» **What this task involves**: Everything from the line that contains "Give me a plain-text" through the last line of the listing must be copied exactly, with both of those lines included and no others.

» **Rows**:
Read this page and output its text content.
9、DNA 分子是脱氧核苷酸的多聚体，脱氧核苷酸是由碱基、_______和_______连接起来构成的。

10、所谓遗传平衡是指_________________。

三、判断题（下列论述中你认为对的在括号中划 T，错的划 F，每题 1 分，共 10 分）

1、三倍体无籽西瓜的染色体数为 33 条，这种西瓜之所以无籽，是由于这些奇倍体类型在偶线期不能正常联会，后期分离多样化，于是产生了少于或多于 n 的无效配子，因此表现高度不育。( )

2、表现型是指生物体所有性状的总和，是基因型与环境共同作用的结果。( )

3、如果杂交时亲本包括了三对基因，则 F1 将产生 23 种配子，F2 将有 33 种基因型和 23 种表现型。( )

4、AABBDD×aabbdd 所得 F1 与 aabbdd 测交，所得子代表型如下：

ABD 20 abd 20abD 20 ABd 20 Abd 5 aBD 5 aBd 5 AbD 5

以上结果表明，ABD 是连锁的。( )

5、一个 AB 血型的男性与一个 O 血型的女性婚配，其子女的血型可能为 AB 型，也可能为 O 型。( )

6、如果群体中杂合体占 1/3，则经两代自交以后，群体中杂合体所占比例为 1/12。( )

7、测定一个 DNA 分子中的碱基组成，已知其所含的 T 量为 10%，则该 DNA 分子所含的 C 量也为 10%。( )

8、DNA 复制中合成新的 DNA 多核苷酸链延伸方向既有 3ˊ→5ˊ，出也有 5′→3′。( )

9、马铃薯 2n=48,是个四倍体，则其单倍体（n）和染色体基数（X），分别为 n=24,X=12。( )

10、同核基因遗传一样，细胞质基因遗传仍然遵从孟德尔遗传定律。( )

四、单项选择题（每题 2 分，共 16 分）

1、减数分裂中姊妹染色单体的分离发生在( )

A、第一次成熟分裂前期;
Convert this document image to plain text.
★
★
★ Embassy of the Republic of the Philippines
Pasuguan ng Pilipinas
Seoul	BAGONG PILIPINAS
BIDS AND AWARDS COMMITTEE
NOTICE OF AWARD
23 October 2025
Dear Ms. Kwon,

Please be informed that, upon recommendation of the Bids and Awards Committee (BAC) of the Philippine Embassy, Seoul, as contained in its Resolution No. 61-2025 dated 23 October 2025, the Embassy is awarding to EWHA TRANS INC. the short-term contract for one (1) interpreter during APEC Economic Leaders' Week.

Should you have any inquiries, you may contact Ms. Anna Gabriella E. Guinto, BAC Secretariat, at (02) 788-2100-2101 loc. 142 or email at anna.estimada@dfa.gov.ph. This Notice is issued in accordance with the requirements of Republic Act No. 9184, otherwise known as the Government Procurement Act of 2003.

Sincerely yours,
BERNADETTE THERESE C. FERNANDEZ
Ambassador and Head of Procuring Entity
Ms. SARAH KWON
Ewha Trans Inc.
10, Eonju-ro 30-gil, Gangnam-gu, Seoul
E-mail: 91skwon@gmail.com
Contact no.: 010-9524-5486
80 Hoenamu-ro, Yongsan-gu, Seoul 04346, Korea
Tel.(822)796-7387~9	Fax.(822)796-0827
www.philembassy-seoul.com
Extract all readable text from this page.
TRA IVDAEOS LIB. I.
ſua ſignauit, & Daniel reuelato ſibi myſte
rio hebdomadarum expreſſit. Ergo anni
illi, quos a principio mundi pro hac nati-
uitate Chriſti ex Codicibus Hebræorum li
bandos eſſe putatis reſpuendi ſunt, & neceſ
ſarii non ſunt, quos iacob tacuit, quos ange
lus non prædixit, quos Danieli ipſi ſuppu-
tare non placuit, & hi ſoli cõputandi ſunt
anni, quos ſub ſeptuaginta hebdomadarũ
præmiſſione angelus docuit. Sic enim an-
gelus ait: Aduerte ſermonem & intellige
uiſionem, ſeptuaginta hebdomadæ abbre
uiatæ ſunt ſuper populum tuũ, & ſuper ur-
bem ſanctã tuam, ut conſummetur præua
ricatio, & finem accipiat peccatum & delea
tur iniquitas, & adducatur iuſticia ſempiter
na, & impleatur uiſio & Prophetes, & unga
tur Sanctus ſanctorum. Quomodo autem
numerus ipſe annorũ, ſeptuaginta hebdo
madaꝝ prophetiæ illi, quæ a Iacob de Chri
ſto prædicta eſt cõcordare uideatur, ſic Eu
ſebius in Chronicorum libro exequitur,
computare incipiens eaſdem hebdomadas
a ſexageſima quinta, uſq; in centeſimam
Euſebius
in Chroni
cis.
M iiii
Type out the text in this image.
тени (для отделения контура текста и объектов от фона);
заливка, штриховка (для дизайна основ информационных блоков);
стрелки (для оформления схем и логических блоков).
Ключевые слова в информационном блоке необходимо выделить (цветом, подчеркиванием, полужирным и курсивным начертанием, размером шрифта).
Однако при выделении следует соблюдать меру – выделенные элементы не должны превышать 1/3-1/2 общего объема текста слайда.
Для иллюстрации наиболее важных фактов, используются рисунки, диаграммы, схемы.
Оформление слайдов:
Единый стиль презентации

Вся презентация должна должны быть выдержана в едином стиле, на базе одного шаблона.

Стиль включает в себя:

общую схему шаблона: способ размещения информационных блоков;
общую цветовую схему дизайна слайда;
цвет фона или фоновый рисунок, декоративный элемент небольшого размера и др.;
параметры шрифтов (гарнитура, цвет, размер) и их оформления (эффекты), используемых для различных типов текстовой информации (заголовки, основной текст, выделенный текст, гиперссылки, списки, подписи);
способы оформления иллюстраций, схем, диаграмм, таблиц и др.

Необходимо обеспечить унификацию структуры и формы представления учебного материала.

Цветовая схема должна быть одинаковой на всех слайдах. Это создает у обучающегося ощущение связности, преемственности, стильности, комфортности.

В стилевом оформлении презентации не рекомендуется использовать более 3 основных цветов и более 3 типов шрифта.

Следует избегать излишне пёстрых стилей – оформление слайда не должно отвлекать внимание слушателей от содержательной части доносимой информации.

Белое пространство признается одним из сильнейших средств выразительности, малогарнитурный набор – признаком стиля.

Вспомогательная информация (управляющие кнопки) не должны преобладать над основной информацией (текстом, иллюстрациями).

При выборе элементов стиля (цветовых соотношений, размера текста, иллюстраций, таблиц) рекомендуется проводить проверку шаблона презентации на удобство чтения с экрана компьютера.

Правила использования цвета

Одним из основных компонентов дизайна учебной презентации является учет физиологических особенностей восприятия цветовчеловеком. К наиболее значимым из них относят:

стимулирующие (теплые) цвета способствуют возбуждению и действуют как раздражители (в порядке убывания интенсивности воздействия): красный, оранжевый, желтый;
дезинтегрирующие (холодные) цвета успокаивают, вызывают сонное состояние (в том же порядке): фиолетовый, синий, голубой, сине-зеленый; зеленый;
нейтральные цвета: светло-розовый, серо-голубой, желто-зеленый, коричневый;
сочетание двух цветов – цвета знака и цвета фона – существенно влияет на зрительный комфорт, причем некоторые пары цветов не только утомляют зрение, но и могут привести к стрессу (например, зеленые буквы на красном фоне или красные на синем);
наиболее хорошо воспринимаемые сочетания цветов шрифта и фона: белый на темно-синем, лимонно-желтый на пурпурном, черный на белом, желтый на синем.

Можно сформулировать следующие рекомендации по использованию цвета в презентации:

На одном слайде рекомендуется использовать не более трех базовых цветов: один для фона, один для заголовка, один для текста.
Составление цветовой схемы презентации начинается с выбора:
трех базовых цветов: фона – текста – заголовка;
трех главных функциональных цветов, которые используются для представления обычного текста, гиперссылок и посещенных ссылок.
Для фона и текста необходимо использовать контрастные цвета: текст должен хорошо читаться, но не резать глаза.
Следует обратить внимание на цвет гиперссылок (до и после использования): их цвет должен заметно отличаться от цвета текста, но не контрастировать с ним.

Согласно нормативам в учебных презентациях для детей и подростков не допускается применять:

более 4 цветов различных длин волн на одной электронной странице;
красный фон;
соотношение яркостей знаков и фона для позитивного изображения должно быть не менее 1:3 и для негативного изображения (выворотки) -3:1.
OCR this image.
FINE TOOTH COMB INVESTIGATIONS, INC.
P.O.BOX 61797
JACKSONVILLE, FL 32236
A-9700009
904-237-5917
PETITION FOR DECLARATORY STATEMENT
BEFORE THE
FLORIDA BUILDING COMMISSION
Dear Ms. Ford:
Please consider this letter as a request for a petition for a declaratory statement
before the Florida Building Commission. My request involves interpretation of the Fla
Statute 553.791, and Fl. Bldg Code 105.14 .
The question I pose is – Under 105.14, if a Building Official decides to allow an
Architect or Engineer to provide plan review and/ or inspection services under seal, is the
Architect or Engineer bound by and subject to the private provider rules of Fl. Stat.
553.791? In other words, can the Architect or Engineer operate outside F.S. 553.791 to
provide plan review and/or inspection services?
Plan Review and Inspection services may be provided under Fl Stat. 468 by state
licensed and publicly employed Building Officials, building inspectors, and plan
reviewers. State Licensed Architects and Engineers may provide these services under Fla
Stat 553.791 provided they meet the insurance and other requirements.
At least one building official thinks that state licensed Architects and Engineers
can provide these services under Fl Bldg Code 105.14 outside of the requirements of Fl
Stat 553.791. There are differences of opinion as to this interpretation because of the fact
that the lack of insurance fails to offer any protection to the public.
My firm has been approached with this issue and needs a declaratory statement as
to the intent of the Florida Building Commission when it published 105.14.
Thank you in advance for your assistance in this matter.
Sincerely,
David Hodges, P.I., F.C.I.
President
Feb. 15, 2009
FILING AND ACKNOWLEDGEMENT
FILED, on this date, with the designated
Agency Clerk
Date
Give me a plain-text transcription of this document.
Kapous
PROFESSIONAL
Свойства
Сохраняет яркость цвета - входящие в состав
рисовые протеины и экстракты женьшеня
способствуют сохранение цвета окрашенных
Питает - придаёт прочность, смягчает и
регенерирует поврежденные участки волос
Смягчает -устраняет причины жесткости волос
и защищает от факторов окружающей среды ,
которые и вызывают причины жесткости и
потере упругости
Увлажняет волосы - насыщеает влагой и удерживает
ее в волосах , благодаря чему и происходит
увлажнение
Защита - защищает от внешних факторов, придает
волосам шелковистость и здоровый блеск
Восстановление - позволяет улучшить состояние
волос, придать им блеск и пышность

» **Solution for this exercise**:
Give me a plain-text transcription of this document.
Kapous
PROFESSIONAL
Свойства
Сохраняет яркость цвета - входящие в состав
рисовые протеины и экстракты женьшеня
способствуют сохранение цвета окрашенных
Питает - придаёт прочность, смягчает и
регенерирует поврежденные участки волос
Смягчает -устраняет причины жесткости волос
и защищает от факторов окружающей среды ,
которые и вызывают причины жесткости и
потере упругости
Увлажняет волосы - насыщеает влагой и удерживает
ее в волосах , благодаря чему и происходит
увлажнение
Защита - защищает от внешних факторов, придает
волосам шелковистость и здоровый блеск
Восстановление - позволяет улучшить состояние
волос, придать им блеск и пышность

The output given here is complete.